Problem statement » Reproduce each line of the listing exactly.

Stored rows »
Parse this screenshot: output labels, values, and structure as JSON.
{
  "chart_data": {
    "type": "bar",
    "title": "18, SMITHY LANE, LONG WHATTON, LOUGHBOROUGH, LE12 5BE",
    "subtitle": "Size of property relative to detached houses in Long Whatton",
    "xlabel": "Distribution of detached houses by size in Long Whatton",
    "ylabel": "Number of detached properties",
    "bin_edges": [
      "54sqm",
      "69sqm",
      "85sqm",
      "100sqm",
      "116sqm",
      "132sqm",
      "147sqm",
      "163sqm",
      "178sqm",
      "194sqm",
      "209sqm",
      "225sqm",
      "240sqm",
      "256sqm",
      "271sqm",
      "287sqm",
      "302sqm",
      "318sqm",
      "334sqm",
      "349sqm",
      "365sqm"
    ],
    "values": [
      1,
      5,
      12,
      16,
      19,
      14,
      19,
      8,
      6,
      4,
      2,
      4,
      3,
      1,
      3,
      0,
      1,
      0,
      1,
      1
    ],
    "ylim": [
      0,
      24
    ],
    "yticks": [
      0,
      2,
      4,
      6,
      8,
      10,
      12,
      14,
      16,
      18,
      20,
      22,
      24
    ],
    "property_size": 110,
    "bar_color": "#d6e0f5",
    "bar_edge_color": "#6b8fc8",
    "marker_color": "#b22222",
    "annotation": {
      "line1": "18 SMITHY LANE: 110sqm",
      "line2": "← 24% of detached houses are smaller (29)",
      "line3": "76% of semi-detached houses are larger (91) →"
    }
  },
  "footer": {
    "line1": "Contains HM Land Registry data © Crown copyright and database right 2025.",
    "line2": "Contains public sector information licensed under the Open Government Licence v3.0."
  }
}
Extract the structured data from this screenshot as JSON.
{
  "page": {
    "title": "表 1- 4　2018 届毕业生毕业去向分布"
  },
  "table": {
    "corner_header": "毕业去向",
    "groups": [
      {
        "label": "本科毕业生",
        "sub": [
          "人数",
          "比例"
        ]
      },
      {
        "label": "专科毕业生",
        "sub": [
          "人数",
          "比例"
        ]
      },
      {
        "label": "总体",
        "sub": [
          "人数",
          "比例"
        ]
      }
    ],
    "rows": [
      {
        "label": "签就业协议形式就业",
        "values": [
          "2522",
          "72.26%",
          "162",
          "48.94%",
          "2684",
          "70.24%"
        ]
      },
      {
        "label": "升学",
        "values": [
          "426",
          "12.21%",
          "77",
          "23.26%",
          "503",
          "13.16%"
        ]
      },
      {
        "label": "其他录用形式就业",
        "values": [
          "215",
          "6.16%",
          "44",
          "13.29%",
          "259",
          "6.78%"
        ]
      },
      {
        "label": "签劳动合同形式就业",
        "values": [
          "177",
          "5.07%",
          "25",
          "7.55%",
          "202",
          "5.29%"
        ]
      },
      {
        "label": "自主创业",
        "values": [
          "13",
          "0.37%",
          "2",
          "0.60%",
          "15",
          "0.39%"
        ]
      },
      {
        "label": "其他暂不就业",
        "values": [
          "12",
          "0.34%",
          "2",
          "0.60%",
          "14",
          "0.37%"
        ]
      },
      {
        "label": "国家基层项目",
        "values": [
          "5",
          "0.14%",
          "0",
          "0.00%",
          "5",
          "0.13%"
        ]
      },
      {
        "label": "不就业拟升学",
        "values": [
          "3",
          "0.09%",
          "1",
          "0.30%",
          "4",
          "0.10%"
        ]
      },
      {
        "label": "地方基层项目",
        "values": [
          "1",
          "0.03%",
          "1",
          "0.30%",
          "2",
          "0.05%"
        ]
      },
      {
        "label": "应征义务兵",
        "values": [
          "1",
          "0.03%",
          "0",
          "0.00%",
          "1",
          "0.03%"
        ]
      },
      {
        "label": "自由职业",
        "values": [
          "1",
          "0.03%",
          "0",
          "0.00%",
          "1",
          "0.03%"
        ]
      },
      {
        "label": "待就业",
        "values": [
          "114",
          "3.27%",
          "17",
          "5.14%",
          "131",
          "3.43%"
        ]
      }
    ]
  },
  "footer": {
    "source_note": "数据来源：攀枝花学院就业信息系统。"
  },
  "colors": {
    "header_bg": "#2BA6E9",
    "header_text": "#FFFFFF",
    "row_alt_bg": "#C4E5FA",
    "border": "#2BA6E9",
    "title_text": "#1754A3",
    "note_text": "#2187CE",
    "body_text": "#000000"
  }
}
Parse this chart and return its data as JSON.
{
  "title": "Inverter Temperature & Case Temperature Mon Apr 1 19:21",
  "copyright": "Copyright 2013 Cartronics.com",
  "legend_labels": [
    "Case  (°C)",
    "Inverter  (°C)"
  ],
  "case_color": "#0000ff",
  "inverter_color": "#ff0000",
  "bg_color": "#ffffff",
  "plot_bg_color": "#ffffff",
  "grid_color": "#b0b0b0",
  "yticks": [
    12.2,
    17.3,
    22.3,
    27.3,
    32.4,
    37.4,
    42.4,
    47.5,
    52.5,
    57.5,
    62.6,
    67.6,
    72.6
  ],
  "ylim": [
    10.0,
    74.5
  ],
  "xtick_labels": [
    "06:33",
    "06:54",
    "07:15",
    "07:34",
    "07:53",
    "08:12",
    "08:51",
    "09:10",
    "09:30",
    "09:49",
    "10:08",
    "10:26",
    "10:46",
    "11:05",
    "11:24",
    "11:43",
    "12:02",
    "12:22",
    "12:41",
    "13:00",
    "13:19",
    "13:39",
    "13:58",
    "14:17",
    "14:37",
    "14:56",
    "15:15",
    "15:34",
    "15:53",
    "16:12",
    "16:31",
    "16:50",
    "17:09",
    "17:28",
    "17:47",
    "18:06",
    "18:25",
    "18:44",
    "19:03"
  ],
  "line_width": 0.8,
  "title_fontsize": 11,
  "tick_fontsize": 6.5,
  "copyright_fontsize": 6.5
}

Response to this task »
Parse this screenshot: output labels, values, and structure as JSON.
{
  "chart_data": {
    "type": "bar",
    "title": "18, SMITHY LANE, LONG WHATTON, LOUGHBOROUGH, LE12 5BE",
    "subtitle": "Size of property relative to detached houses in Long Whatton",
    "xlabel": "Distribution of detached houses by size in Long Whatton",
    "ylabel": "Number of detached properties",
    "bin_edges": [
      "54sqm",
      "69sqm",
      "85sqm",
      "100sqm",
      "116sqm",
      "132sqm",
      "147sqm",
      "163sqm",
      "178sqm",
      "194sqm",
      "209sqm",
      "225sqm",
      "240sqm",
      "256sqm",
      "271sqm",
      "287sqm",
      "302sqm",
      "318sqm",
      "334sqm",
      "349sqm",
      "365sqm"
    ],
    "values": [
      1,
      5,
      12,
      16,
      19,
      14,
      19,
      8,
      6,
      4,
      2,
      4,
      3,
      1,
      3,
      0,
      1,
      0,
      1,
      1
    ],
    "ylim": [
      0,
      24
    ],
    "yticks": [
      0,
      2,
      4,
      6,
      8,
      10,
      12,
      14,
      16,
      18,
      20,
      22,
      24
    ],
    "property_size": 110,
    "bar_color": "#d6e0f5",
    "bar_edge_color": "#6b8fc8",
    "marker_color": "#b22222",
    "annotation": {
      "line1": "18 SMITHY LANE: 110sqm",
      "line2": "← 24% of detached houses are smaller (29)",
      "line3": "76% of semi-detached houses are larger (91) →"
    }
  },
  "footer": {
    "line1": "Contains HM Land Registry data © Crown copyright and database right 2025.",
    "line2": "Contains public sector information licensed under the Open Government Licence v3.0."
  }
}
Extract the structured data from this screenshot as JSON.
{
  "page": {
    "title": "表 1- 4　2018 届毕业生毕业去向分布"
  },
  "table": {
    "corner_header": "毕业去向",
    "groups": [
      {
        "label": "本科毕业生",
        "sub": [
          "人数",
          "比例"
        ]
      },
      {
        "label": "专科毕业生",
        "sub": [
          "人数",
          "比例"
        ]
      },
      {
        "label": "总体",
        "sub": [
          "人数",
          "比例"
        ]
      }
    ],
    "rows": [
      {
        "label": "签就业协议形式就业",
        "values": [
          "2522",
          "72.26%",
          "162",
          "48.94%",
          "2684",
          "70.24%"
        ]
      },
      {
        "label": "升学",
        "values": [
          "426",
          "12.21%",
          "77",
          "23.26%",
          "503",
          "13.16%"
        ]
      },
      {
        "label": "其他录用形式就业",
        "values": [
          "215",
          "6.16%",
          "44",
          "13.29%",
          "259",
          "6.78%"
        ]
      },
      {
        "label": "签劳动合同形式就业",
        "values": [
          "177",
          "5.07%",
          "25",
          "7.55%",
          "202",
          "5.29%"
        ]
      },
      {
        "label": "自主创业",
        "values": [
          "13",
          "0.37%",
          "2",
          "0.60%",
          "15",
          "0.39%"
        ]
      },
      {
        "label": "其他暂不就业",
        "values": [
          "12",
          "0.34%",
          "2",
          "0.60%",
          "14",
          "0.37%"
        ]
      },
      {
        "label": "国家基层项目",
        "values": [
          "5",
          "0.14%",
          "0",
          "0.00%",
          "5",
          "0.13%"
        ]
      },
      {
        "label": "不就业拟升学",
        "values": [
          "3",
          "0.09%",
          "1",
          "0.30%",
          "4",
          "0.10%"
        ]
      },
      {
        "label": "地方基层项目",
        "values": [
          "1",
          "0.03%",
          "1",
          "0.30%",
          "2",
          "0.05%"
        ]
      },
      {
        "label": "应征义务兵",
        "values": [
          "1",
          "0.03%",
          "0",
          "0.00%",
          "1",
          "0.03%"
        ]
      },
      {
        "label": "自由职业",
        "values": [
          "1",
          "0.03%",
          "0",
          "0.00%",
          "1",
          "0.03%"
        ]
      },
      {
        "label": "待就业",
        "values": [
          "114",
          "3.27%",
          "17",
          "5.14%",
          "131",
          "3.43%"
        ]
      }
    ]
  },
  "footer": {
    "source_note": "数据来源：攀枝花学院就业信息系统。"
  },
  "colors": {
    "header_bg": "#2BA6E9",
    "header_text": "#FFFFFF",
    "row_alt_bg": "#C4E5FA",
    "border": "#2BA6E9",
    "title_text": "#1754A3",
    "note_text": "#2187CE",
    "body_text": "#000000"
  }
}
Parse this chart and return its data as JSON.
{
  "title": "Inverter Temperature & Case Temperature Mon Apr 1 19:21",
  "copyright": "Copyright 2013 Cartronics.com",
  "legend_labels": [
    "Case  (°C)",
    "Inverter  (°C)"
  ],
  "case_color": "#0000ff",
  "inverter_color": "#ff0000",
  "bg_color": "#ffffff",
  "plot_bg_color": "#ffffff",
  "grid_color": "#b0b0b0",
  "yticks": [
    12.2,
    17.3,
    22.3,
    27.3,
    32.4,
    37.4,
    42.4,
    47.5,
    52.5,
    57.5,
    62.6,
    67.6,
    72.6
  ],
  "ylim": [
    10.0,
    74.5
  ],
  "xtick_labels": [
    "06:33",
    "06:54",
    "07:15",
    "07:34",
    "07:53",
    "08:12",
    "08:51",
    "09:10",
    "09:30",
    "09:49",
    "10:08",
    "10:26",
    "10:46",
    "11:05",
    "11:24",
    "11:43",
    "12:02",
    "12:22",
    "12:41",
    "13:00",
    "13:19",
    "13:39",
    "13:58",
    "14:17",
    "14:37",
    "14:56",
    "15:15",
    "15:34",
    "15:53",
    "16:12",
    "16:31",
    "16:50",
    "17:09",
    "17:28",
    "17:47",
    "18:06",
    "18:25",
    "18:44",
    "19:03"
  ],
  "line_width": 0.8,
  "title_fontsize": 11,
  "tick_fontsize": 6.5,
  "copyright_fontsize": 6.5
}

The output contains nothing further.